-- Stored data --

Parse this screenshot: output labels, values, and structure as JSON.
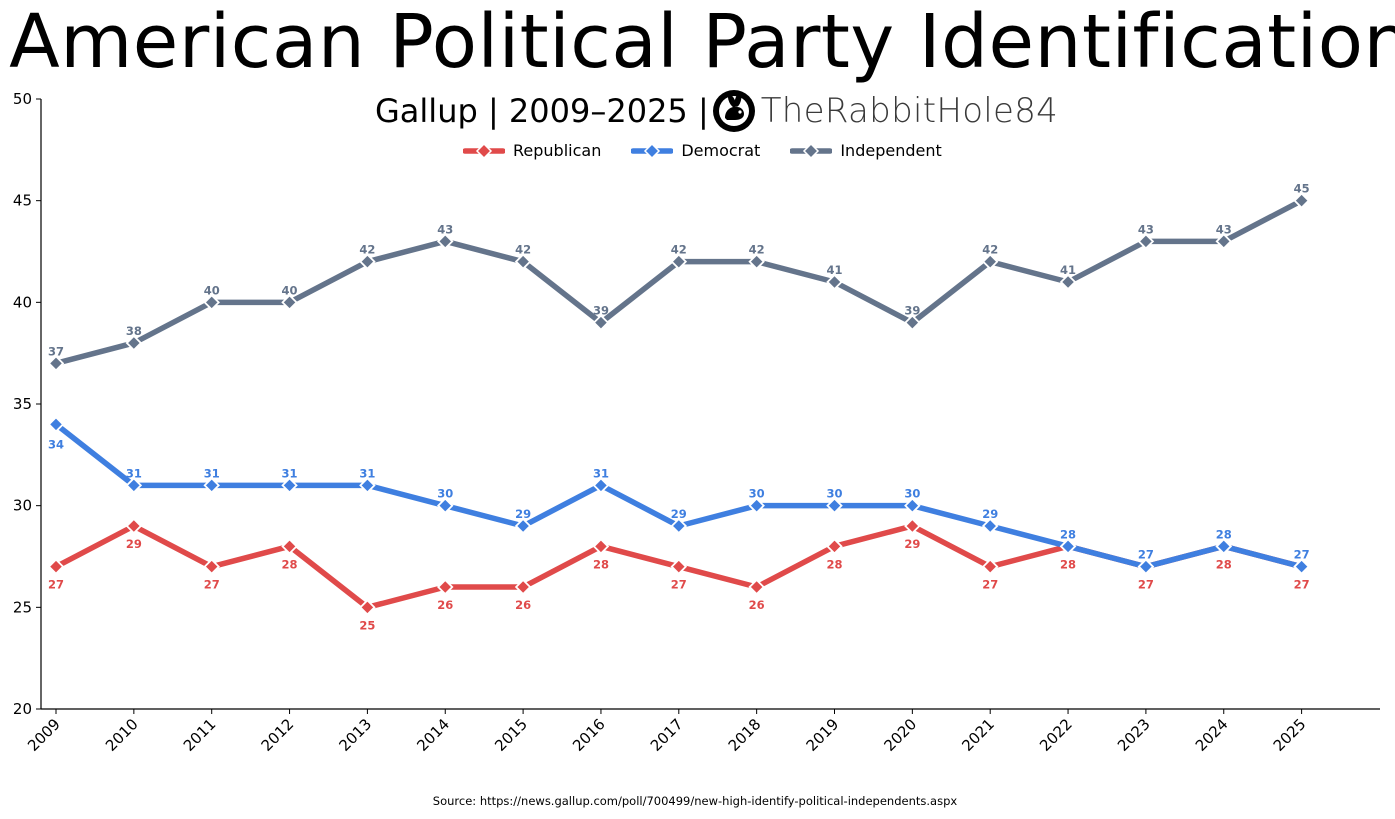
{
  "title": "American Political Party Identification",
  "subtitle": "Gallup | 2009–2025 |",
  "brand": {
    "name": "TheRabbitHole84",
    "logo": "rabbit-logo-icon"
  },
  "source": "Source: https://news.gallup.com/poll/700499/new-high-identify-political-independents.aspx",
  "chart_data": {
    "type": "line",
    "title": "American Political Party Identification",
    "subtitle": "Gallup | 2009–2025 |",
    "xlabel": "",
    "ylabel": "",
    "x": [
      "2009",
      "2010",
      "2011",
      "2012",
      "2013",
      "2014",
      "2015",
      "2016",
      "2017",
      "2018",
      "2019",
      "2020",
      "2021",
      "2022",
      "2023",
      "2024",
      "2025"
    ],
    "ylim": [
      20,
      50
    ],
    "yticks": [
      20,
      25,
      30,
      35,
      40,
      45,
      50
    ],
    "grid": false,
    "legend_position": "top-center",
    "series": [
      {
        "name": "Republican",
        "color": "#e04a4a",
        "values": [
          27,
          29,
          27,
          28,
          25,
          26,
          26,
          28,
          27,
          26,
          28,
          29,
          27,
          28,
          27,
          28,
          27
        ]
      },
      {
        "name": "Democrat",
        "color": "#3f7fe0",
        "values": [
          34,
          31,
          31,
          31,
          31,
          30,
          29,
          31,
          29,
          30,
          30,
          30,
          29,
          28,
          27,
          28,
          27
        ]
      },
      {
        "name": "Independent",
        "color": "#64748b",
        "values": [
          37,
          38,
          40,
          40,
          42,
          43,
          42,
          39,
          42,
          42,
          41,
          39,
          42,
          41,
          43,
          43,
          45
        ]
      }
    ]
  }
}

-- DESCRIPTION OF THE TASK --
Where a line holds "Party", copy that line.

-- TASK RESPONSE --
  "title": "American Political Party Identification",
    "title": "American Political Party Identification",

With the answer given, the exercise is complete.